→ PROBLEM SET:
1 – Answer these from the water-cooling build post:
(a) Which processor is in the build?
(b) How many Black Ice GTX Xtreme 360 radiators are listed?
(c) Which components will share the first loop?
2 – Print the stretch of the water-cooling build post from "1 x Koolance RP-452X2" through "the first loop.".
3 – Carry on the water-cooling build post from the point where it stops.

→ EXTRACT TO READ:
#####

On a side note, I read somewhere that using Prestone Anitfreeze Coolant for you car is viable for PC cooling. I am not sure that I would want antifreeze in PC!

I am open to all comments and suggestions that any of you may have to help assist me. If I happened to provide incorrect information above, please let me know. Below is my build, as it may help decide which coolant I should use:

General Parts:
Case: Mountain Mods Extended Ascension
Motherboard: EVGA Z77 FTW
Processor: Intel Core i7-3770K Ivy Bridge 3.5 GHz
Ram: G.SKILL Ripjaws Series 16GB (4 x 4GB) 240-Pin DDR3 SDRAM (PC3 12800)
HDD: 2 x Kingston HyperX 3K SH103S3/120G 2.5" 120GB SATA III MLC
1 x Seagate Barracuda 7200RPM 1 TB SATA
Media Drive: Samsung 22X DVD Burner
Video Card: EVGA GeForce GTX 690
Power Supply: OCZ Fatal1ty 1000W Individually-Sleeved Modular Gaming 80Plus Gold Power Supply
Case Fan: 25 x CoolerMaster Fan R4-L2R-20AR-R1 120mm Sickle Flow 2000rpm LED Red BlackCurrent

Water Cooling Items:
1 x Koolance CPU-370SI Intel Liquid Cooling CPU Block - (No Fittings)
1 x Koolance VID-NX690 GeForce VGA Liquid Cooling Block (No Fittings)
1 x Koolance RAM-33 Water Block (No Fittings)
1 x Koolance RP-452X2 Dual 5.25" Reservoir Rev 2.0 (Serial or Parallel) w/ Dual Alphacool VPP655 Variable Speed Pump Installed
2 x Black Ice GTX Xtreme 360 Radiator – Black
14 x XSPC G1/4" Thread 1/2" ID x 3/4" OD Low Profile Compression Fitting
2 x Enzotech G1/4" Thread 90-Degree Rotary 1/2" ID x 3/4" OD Compression Fitting
3 x Sliding 180-Degree U Connector (Memory)
2 x Nozzle Single, Swivel/Lock Barb for ID 10mm (3/8in) (Memory)
2 x PrimoChill PrimoFlex PRO LRT 10ft Tubing 1/2"ID 3/4"OD with 1/8" Wall
1 x ArctiClean 1 & 2 (Thermal Material Remover and Surface Purifier) - 60ml Kit
1 x Danger Den Premium Tube Cutter - Designed For 3/4" OD

I am going to run a two-loop system. One loop for RAM and CPU. Second loop for GPU. I am still deciding on how to run the first loop.

#####

[Document layout analysis data]
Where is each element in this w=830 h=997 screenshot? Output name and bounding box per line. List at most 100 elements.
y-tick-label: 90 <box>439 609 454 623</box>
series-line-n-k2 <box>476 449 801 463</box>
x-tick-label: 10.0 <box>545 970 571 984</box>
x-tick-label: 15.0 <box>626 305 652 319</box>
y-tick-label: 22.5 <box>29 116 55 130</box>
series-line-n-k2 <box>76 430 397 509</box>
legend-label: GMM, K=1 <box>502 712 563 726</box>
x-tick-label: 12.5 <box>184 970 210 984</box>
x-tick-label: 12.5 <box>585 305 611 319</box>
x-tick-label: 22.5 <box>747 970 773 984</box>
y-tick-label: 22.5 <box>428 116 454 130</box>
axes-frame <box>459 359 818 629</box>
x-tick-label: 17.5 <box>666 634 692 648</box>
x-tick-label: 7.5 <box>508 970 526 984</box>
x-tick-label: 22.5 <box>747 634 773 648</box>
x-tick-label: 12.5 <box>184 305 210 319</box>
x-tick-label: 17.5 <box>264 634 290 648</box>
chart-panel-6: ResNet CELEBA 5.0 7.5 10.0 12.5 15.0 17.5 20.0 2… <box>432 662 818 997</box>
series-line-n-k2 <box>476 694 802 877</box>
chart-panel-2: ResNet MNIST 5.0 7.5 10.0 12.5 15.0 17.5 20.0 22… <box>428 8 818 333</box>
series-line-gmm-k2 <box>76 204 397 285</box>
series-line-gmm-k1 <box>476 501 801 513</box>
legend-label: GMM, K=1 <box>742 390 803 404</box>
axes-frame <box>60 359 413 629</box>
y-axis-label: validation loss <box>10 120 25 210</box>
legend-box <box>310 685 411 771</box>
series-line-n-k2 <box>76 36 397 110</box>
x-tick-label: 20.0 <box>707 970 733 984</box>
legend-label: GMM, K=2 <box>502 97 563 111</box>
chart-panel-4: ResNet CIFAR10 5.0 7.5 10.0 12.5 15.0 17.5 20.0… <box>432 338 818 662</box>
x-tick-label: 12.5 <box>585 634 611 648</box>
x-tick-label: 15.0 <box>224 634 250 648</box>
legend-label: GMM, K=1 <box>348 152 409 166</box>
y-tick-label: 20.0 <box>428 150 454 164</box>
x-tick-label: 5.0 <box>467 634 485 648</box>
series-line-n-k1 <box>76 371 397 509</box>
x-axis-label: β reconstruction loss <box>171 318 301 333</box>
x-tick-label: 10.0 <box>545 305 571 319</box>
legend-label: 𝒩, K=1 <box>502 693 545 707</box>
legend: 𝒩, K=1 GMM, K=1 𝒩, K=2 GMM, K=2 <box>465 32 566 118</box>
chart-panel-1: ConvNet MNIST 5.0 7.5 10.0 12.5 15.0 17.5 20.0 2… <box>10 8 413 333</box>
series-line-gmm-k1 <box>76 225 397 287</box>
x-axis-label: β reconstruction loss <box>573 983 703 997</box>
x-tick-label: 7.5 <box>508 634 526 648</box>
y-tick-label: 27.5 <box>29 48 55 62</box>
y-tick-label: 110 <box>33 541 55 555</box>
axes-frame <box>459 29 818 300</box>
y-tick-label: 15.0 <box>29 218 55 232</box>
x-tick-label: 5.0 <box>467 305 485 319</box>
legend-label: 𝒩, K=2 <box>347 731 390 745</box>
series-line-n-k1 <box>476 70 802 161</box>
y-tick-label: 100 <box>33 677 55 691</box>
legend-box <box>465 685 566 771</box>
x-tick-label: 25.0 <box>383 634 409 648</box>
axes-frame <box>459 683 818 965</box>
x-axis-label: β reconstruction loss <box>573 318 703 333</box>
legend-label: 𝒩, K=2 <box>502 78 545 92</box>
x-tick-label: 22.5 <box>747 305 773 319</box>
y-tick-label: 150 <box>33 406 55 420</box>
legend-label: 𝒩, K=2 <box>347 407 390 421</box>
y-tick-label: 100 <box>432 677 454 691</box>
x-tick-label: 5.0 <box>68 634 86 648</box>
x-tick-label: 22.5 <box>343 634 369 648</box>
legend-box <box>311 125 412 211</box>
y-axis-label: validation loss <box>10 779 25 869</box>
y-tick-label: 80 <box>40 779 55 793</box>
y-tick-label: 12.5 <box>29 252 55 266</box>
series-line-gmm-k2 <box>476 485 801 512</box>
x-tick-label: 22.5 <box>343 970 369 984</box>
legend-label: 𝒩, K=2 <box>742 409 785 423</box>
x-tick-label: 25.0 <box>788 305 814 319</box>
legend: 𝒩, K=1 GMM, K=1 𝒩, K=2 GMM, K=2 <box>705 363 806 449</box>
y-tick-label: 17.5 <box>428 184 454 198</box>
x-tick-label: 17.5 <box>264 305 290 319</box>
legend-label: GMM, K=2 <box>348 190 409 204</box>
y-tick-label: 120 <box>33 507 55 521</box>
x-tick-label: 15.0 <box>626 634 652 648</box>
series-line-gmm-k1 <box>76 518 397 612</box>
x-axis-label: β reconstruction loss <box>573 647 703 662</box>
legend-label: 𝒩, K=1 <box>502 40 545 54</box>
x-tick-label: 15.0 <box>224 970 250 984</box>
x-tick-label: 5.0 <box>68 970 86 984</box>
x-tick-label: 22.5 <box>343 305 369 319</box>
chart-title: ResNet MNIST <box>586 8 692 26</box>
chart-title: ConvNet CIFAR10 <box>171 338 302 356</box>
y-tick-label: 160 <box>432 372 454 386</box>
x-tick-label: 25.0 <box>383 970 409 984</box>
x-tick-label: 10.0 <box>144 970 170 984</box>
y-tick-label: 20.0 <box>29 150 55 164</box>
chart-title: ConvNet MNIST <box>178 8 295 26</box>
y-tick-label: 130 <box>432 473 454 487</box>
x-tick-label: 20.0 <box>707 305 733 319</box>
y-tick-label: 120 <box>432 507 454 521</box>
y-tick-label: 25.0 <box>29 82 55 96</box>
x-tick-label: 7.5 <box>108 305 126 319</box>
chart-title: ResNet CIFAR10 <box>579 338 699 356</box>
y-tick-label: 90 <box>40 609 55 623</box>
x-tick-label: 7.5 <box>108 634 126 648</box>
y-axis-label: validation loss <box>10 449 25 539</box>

#####

→ ANSWERS BY ITEM:
1 –
(a) Intel Core i7-3770K Ivy Bridge 3.5 GHz
(b) Two
(c) The RAM and the CPU

2 –
1 x Koolance RP-452X2 Dual 5.25" Reservoir Rev 2.0 (Serial or Parallel) w/ Dual Alphacool VPP655 Variable Speed Pump Installed
2 x Black Ice GTX Xtreme 360 Radiator – Black
14 x XSPC G1/4" Thread 1/2" ID x 3/4" OD Low Profile Compression Fitting
2 x Enzotech G1/4" Thread 90-Degree Rotary 1/2" ID x 3/4" OD Compression Fitting
3 x Sliding 180-Degree U Connector (Memory)
2 x Nozzle Single, Swivel/Lock Barb for ID 10mm (3/8in) (Memory)
2 x PrimoChill PrimoFlex PRO LRT 10ft Tubing 1/2"ID 3/4"OD with 1/8" Wall
1 x ArctiClean 1 & 2 (Thermal Material Remover and Surface Purifier) - 60ml Kit
1 x Danger Den Premium Tube Cutter - Designed For 3/4" OD

I am going to run a two-loop system. One loop for RAM and CPU. Second loop for GPU. I am still deciding on how to run the first loop.

3 –
Pump/Reservoir -----> RAM -----> CPU -----> RAD -----> Pump/Reservoir
The reason for this design is the RAM heat is going to be very minimal, so carrying it to the CPU should not effect it.

Pump/Reservoir -----> CPU -----> RAM -----> RAD -----> Pump/Reservoir
The reason for this design is the water is the coldest coming from the pump, so cooling the CPU would be beneficial (since Ivy Bridges run hotter than Sandy Bridge), but not sure if I want to transfer the heat to the RAM.

Below are two pictures of my case. The radiators will mount vertically (not horizontal) in the front, due to the space available. One will be on the left, the second one on the right, and three CoolerMaster Fan R4-L2R-20AR-R1 120mm Sickle Flow 2000rpm LED Red BlackCurrent in the middle. The front and back of the case will be the intake for air, and the top will be the exhaust (since heat rises).

Case-FullView.jpg

Case-InsideView.jpg


Any thoughts for my loop design?

Thanks in advance for all of your assistance with my build.



 
My brother was hogging my desktop last night playing his ArmA II Zombie mod, so I never got back to this.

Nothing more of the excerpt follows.